▸ The exercise
Find the lines containing "Wavelength" and say how many there are, with no other words.

▸ Records for the task
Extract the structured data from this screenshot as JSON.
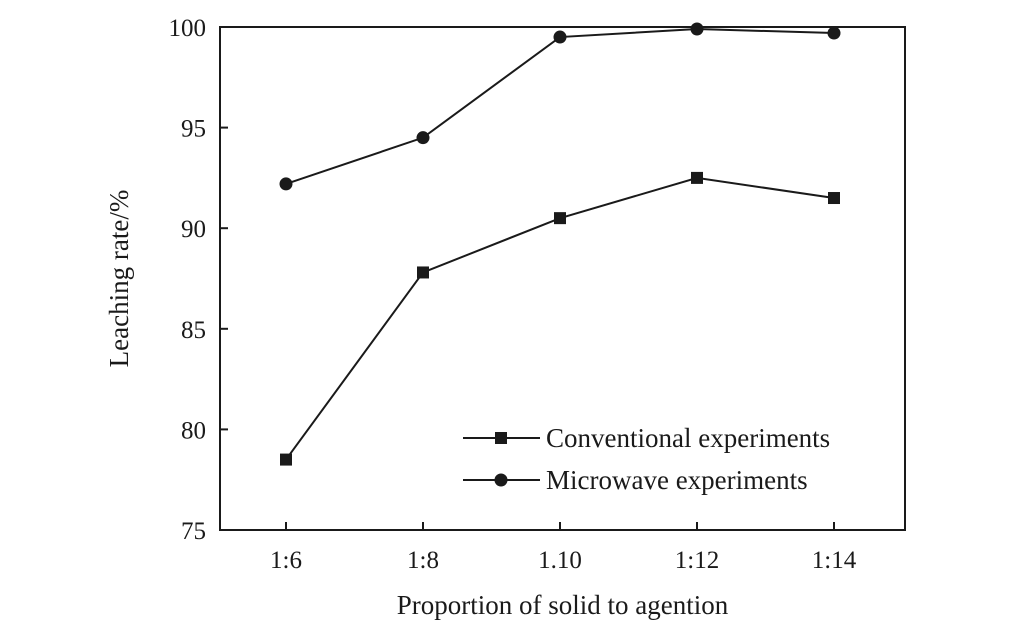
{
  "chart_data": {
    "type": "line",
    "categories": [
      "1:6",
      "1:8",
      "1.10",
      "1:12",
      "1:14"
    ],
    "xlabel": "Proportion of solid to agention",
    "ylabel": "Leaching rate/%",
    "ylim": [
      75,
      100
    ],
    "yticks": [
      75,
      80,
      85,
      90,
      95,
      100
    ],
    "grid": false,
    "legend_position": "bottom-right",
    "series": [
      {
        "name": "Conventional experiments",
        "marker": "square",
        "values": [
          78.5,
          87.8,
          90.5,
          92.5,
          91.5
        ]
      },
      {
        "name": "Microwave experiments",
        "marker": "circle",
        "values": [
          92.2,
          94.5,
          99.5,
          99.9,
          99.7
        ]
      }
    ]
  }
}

...

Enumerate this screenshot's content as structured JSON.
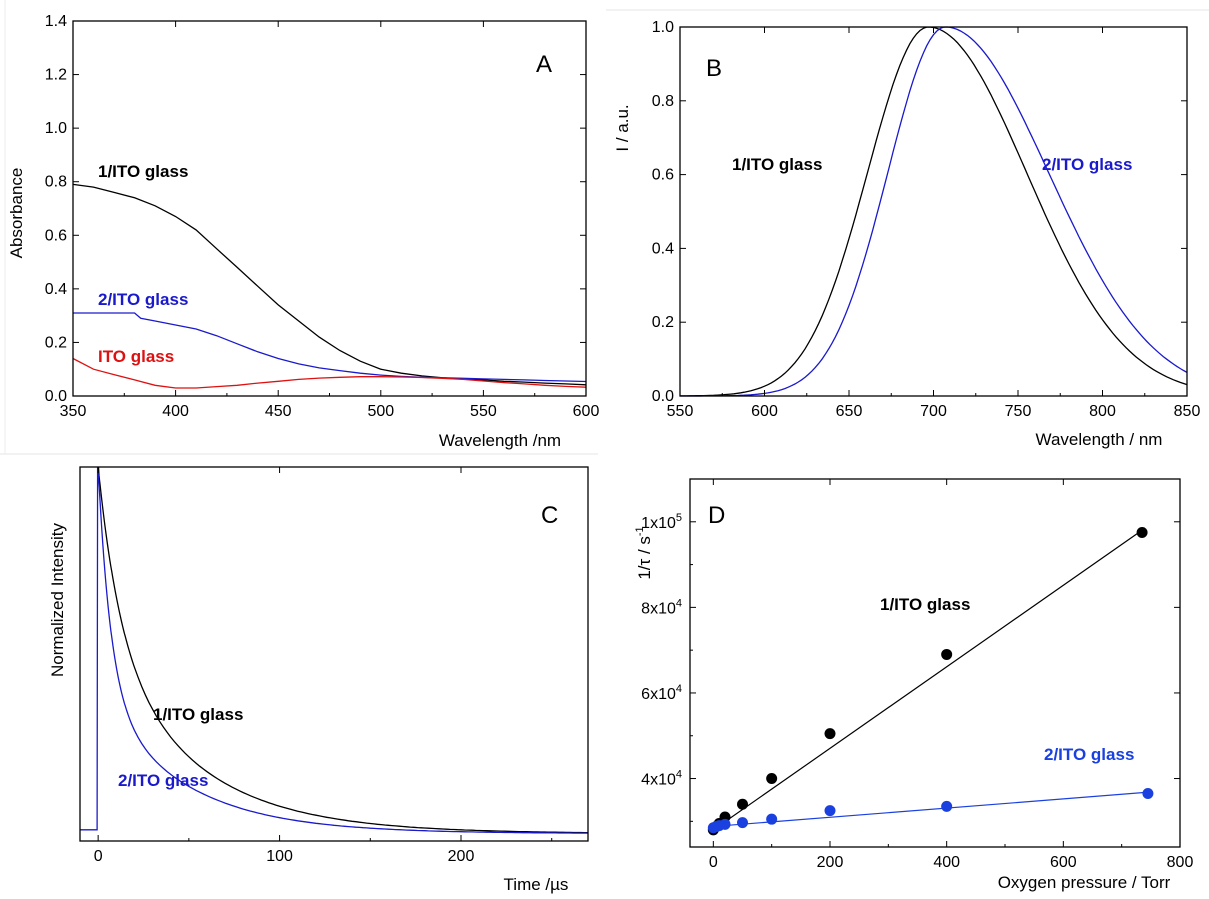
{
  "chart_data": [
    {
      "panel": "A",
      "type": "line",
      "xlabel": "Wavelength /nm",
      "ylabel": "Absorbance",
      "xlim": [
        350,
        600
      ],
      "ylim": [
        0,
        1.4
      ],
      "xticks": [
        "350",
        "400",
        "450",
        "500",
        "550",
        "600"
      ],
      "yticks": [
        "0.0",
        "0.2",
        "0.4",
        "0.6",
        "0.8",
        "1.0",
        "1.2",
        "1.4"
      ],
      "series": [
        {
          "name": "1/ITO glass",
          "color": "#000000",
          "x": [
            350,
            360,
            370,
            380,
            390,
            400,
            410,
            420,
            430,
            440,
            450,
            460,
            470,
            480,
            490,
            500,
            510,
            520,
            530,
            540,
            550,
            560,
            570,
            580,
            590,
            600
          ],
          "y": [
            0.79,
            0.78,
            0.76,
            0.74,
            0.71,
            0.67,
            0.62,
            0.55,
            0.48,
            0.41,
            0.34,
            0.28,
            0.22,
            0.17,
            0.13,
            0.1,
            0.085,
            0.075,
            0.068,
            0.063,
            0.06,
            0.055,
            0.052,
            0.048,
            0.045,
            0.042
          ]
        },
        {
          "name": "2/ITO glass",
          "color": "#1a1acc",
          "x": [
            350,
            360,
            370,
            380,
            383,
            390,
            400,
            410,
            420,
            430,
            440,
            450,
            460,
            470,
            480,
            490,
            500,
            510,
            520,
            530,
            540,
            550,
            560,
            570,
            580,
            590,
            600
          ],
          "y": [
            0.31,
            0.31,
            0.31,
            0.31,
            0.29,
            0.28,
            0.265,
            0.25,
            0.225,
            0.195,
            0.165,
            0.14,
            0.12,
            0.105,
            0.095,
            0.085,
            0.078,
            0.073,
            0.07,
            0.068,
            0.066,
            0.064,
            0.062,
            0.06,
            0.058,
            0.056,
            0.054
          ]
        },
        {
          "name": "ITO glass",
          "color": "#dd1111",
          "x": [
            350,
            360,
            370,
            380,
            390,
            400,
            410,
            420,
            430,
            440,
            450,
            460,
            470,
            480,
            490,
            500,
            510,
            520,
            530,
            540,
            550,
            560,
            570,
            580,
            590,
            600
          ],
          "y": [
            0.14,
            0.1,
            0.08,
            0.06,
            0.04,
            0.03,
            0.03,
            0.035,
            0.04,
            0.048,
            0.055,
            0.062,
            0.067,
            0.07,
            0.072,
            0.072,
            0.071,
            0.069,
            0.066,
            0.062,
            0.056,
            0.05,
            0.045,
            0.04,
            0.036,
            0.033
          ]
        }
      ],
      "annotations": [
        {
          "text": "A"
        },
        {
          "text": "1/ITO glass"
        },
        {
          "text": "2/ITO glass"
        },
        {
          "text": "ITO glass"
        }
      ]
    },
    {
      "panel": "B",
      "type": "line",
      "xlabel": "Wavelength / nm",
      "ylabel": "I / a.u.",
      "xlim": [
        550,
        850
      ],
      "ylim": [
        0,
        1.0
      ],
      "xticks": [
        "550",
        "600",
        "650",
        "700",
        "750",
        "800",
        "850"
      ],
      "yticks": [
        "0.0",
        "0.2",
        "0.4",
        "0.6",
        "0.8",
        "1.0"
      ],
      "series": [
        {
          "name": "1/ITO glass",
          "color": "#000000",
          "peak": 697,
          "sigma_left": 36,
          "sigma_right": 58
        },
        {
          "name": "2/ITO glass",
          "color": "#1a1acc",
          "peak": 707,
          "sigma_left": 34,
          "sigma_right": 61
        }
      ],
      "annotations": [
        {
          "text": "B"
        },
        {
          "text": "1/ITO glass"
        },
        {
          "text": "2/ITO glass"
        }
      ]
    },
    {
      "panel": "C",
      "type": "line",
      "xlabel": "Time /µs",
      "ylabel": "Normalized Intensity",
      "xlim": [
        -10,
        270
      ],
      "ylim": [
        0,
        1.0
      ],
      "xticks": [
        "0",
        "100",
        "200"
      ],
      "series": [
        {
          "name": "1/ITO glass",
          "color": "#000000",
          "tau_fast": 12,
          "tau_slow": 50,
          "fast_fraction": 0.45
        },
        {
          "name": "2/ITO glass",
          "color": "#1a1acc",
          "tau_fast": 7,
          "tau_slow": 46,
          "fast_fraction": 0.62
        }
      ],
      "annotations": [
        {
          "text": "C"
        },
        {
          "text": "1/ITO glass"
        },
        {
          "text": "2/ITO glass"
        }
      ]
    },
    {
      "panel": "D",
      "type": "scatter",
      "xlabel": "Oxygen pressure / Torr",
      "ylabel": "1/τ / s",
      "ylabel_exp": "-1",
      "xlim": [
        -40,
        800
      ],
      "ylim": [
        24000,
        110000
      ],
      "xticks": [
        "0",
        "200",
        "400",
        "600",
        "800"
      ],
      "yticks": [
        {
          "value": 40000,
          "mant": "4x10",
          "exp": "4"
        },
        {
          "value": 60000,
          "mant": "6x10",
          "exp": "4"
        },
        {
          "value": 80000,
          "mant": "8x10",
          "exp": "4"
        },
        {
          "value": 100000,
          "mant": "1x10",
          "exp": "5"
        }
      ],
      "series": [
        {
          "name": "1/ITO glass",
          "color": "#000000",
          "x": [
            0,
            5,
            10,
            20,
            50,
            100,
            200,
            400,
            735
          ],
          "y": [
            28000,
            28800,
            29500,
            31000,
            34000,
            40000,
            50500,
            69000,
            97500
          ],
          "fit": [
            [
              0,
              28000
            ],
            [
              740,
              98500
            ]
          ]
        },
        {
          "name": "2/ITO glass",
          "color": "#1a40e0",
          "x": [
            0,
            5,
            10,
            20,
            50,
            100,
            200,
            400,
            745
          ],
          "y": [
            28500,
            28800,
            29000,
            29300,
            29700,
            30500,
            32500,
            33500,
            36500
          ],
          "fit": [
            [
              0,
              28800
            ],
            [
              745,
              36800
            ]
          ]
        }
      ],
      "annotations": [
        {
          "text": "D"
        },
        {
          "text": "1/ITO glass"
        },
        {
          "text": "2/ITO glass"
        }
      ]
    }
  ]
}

* * *

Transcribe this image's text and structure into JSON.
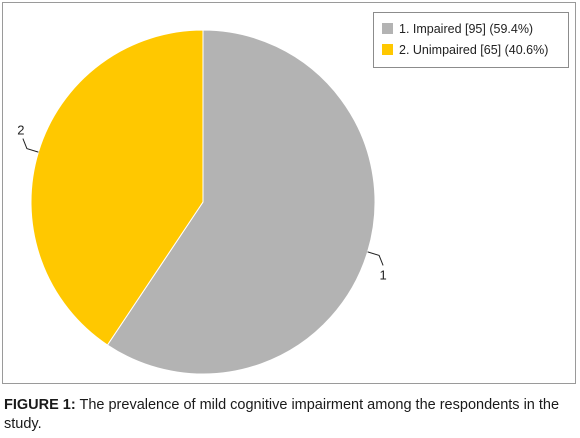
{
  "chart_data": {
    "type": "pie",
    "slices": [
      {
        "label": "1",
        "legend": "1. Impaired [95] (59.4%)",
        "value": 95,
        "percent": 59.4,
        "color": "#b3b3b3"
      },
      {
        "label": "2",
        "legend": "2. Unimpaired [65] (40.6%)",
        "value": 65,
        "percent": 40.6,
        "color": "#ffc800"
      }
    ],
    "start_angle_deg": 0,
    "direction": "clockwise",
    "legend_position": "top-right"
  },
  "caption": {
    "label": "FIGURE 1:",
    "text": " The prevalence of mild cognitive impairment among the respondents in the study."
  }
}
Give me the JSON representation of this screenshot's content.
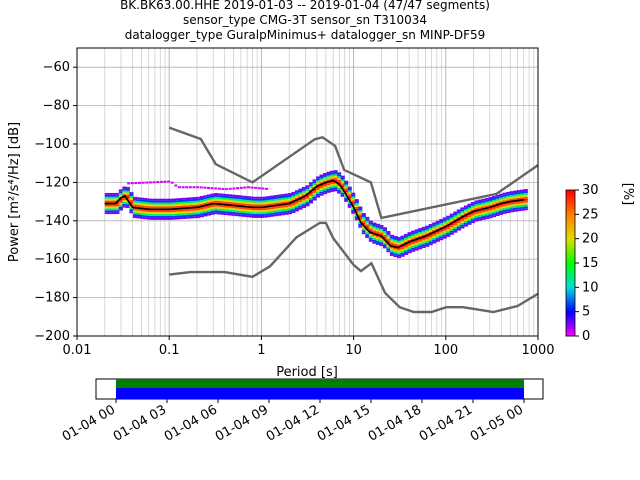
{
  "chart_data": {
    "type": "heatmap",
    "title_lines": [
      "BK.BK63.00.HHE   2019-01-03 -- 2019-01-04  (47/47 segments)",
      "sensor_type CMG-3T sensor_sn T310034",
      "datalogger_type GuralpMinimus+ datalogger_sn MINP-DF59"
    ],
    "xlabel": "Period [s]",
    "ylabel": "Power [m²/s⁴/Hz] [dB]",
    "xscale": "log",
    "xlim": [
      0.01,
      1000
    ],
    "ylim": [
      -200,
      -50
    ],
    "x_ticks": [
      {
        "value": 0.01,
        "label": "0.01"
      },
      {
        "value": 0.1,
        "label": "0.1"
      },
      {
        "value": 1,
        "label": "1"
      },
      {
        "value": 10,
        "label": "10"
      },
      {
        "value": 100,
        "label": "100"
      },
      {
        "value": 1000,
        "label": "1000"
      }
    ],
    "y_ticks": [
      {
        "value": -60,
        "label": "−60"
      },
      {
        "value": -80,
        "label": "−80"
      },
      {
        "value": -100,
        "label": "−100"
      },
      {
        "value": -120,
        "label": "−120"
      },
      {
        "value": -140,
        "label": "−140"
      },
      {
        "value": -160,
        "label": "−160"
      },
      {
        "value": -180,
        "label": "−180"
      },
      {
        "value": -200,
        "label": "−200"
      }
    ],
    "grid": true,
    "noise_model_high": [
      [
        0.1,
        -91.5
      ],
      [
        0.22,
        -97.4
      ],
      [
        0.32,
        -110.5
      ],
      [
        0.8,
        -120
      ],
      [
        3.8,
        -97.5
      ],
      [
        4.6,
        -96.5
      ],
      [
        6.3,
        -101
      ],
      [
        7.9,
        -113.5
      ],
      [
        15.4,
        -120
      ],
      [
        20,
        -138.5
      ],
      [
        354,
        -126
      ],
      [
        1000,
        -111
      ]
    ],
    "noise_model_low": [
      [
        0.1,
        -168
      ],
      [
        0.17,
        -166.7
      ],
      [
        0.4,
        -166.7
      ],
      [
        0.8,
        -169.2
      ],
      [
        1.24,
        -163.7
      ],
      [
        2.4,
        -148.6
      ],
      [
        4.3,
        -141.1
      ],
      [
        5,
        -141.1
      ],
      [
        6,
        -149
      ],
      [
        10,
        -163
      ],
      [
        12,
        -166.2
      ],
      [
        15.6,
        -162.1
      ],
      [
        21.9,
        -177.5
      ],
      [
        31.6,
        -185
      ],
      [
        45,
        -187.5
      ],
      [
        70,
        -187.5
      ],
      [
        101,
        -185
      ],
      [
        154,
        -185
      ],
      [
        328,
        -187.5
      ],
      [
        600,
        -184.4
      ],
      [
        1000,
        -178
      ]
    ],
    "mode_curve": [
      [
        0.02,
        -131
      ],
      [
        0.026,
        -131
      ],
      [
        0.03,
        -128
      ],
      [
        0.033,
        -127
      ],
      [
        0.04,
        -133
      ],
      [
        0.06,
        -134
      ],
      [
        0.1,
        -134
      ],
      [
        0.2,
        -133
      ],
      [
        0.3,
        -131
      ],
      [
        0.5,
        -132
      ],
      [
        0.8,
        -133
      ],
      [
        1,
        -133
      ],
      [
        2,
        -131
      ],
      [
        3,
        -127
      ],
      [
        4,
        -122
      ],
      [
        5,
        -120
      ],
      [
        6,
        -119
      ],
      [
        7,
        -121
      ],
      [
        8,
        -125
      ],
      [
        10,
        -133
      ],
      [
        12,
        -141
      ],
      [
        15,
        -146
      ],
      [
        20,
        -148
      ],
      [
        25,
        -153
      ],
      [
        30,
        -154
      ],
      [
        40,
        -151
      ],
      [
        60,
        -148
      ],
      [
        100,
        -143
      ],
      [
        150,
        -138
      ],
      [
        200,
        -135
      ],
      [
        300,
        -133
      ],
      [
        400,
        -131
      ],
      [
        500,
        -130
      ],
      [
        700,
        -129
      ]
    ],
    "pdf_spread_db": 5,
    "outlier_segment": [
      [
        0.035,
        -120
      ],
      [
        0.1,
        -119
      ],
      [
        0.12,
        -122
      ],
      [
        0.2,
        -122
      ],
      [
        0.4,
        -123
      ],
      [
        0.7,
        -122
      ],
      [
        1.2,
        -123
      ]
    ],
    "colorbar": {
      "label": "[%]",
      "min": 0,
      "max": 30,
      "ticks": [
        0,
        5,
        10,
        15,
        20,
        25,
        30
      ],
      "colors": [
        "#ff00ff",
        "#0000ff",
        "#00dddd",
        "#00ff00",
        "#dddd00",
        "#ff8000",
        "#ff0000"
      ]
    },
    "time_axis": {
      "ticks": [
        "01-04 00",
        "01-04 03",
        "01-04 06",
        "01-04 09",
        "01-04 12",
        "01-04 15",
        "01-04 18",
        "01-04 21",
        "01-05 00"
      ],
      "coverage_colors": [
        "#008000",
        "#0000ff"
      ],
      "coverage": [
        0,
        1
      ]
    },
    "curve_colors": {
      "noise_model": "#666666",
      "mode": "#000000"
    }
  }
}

▸ Answer below
2